Goal of the exercise -
Copy each line in which the string "Business" occurs.
** BEGIN **
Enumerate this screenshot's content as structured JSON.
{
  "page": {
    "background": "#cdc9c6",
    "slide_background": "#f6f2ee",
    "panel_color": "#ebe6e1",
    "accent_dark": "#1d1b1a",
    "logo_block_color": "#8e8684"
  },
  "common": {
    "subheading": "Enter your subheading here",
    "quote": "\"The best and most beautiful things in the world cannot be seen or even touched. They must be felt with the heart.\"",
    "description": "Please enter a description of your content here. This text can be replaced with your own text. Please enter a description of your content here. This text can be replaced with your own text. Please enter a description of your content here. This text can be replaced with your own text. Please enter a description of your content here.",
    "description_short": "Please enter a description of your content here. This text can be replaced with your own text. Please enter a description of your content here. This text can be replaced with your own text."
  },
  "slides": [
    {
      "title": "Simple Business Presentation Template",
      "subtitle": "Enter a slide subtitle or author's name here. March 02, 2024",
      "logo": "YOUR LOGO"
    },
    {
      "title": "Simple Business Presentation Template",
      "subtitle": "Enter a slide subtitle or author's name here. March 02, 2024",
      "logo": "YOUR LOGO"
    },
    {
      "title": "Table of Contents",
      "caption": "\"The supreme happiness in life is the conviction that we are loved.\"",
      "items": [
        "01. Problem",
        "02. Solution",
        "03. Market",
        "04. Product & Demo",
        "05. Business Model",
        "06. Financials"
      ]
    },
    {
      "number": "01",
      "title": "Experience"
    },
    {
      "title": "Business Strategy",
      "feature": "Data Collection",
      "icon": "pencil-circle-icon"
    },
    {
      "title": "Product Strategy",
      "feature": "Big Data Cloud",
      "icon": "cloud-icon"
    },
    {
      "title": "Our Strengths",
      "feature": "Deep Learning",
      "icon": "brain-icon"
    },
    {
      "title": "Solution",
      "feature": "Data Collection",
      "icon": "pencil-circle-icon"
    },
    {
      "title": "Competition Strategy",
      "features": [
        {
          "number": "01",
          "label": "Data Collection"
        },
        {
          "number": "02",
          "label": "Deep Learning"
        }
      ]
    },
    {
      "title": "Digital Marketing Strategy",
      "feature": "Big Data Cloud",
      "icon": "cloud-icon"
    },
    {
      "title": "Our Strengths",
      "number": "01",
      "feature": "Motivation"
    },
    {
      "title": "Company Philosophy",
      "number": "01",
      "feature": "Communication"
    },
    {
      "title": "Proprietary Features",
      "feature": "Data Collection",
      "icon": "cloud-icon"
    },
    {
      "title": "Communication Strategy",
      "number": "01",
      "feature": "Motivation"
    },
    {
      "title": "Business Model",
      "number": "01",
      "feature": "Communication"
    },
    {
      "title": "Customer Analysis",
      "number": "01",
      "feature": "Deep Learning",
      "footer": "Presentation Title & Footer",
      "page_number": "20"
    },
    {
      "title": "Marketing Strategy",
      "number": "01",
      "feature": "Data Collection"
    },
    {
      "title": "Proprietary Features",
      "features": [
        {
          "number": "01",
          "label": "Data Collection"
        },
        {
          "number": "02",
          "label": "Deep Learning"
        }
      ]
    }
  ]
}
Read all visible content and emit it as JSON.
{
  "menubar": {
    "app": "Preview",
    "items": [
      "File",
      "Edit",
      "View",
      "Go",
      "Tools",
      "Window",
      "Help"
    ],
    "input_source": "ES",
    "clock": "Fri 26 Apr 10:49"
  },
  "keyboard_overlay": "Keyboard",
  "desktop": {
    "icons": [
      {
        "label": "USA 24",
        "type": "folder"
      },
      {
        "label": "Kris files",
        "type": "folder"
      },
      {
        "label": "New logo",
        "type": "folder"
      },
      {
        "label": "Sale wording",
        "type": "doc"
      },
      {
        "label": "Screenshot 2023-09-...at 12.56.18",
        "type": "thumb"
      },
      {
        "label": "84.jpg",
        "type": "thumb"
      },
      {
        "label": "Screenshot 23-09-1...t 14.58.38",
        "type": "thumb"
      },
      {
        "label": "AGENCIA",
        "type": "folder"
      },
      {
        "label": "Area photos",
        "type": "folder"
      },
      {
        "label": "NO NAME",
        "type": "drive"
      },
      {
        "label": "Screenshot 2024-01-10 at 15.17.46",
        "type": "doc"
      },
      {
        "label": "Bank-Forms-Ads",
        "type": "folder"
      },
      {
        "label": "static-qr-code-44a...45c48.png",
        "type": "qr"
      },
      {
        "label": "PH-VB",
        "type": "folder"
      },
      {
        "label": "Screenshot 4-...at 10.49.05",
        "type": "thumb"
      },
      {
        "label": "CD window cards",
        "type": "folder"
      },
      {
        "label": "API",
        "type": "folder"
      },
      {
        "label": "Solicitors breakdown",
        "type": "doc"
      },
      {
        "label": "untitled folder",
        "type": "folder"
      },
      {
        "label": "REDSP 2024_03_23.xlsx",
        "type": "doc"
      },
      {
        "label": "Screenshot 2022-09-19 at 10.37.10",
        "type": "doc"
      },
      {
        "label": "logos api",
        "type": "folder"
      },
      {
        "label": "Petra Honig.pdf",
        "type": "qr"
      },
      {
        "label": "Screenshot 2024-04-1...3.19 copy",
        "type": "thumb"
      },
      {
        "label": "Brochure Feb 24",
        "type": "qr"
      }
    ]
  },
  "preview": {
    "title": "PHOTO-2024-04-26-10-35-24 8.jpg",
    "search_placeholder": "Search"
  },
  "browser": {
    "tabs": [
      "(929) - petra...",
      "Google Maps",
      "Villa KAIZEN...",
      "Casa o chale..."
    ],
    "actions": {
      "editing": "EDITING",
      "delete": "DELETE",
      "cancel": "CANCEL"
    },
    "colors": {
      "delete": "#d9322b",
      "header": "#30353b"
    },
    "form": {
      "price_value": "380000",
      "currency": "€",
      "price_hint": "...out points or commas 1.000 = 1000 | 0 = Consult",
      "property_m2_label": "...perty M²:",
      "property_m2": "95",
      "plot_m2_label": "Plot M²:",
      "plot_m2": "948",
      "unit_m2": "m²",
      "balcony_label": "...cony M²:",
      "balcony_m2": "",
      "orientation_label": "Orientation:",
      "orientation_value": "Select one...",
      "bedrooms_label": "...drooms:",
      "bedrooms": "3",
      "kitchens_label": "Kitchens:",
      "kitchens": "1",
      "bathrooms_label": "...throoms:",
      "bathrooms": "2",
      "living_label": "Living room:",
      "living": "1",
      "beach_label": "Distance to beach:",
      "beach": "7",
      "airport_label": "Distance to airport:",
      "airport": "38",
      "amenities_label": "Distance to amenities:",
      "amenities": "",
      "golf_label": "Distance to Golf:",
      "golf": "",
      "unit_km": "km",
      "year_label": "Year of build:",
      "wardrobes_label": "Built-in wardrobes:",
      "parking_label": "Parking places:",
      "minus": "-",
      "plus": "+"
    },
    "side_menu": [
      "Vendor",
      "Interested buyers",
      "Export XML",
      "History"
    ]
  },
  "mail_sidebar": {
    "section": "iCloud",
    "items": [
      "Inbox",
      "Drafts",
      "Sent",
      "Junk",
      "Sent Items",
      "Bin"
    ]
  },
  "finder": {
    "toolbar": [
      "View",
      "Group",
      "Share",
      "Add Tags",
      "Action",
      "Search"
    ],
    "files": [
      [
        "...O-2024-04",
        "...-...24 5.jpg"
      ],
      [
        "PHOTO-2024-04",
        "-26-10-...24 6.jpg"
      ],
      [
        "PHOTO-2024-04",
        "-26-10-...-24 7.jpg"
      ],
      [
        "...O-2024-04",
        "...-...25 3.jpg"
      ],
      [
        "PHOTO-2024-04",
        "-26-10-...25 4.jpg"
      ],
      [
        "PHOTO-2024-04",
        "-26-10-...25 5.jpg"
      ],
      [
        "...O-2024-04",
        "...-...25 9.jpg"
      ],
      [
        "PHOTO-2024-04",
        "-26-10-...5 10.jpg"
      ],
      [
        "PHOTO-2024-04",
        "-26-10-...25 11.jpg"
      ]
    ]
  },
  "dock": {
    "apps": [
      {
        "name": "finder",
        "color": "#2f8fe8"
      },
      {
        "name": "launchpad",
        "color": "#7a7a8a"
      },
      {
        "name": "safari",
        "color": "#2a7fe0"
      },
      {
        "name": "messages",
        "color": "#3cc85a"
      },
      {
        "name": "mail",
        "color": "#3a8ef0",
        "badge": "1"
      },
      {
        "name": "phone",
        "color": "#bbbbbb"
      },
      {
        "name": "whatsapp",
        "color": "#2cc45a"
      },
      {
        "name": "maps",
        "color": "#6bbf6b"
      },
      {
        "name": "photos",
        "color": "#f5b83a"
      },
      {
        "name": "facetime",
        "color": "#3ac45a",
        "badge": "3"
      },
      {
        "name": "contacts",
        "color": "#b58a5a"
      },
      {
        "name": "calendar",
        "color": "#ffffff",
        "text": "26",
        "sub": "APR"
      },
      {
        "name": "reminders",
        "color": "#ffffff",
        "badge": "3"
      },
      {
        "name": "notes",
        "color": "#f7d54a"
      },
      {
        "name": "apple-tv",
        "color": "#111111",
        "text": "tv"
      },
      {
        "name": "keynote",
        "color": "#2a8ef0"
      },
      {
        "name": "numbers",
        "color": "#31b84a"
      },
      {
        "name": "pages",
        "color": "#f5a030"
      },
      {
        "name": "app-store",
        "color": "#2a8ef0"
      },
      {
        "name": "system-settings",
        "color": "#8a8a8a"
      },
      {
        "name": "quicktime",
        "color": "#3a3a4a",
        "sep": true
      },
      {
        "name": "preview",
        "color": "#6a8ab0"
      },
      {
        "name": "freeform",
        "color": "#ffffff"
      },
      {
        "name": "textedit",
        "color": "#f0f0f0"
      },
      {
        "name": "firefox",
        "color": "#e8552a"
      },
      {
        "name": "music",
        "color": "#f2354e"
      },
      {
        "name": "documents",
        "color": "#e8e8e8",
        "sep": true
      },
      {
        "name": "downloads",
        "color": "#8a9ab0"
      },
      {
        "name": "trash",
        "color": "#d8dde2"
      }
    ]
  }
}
** END **
Response to the task -
      "title": "Simple Business Presentation Template",
      "title": "Simple Business Presentation Template",
        "05. Business Model",
      "title": "Business Strategy",
      "title": "Business Model",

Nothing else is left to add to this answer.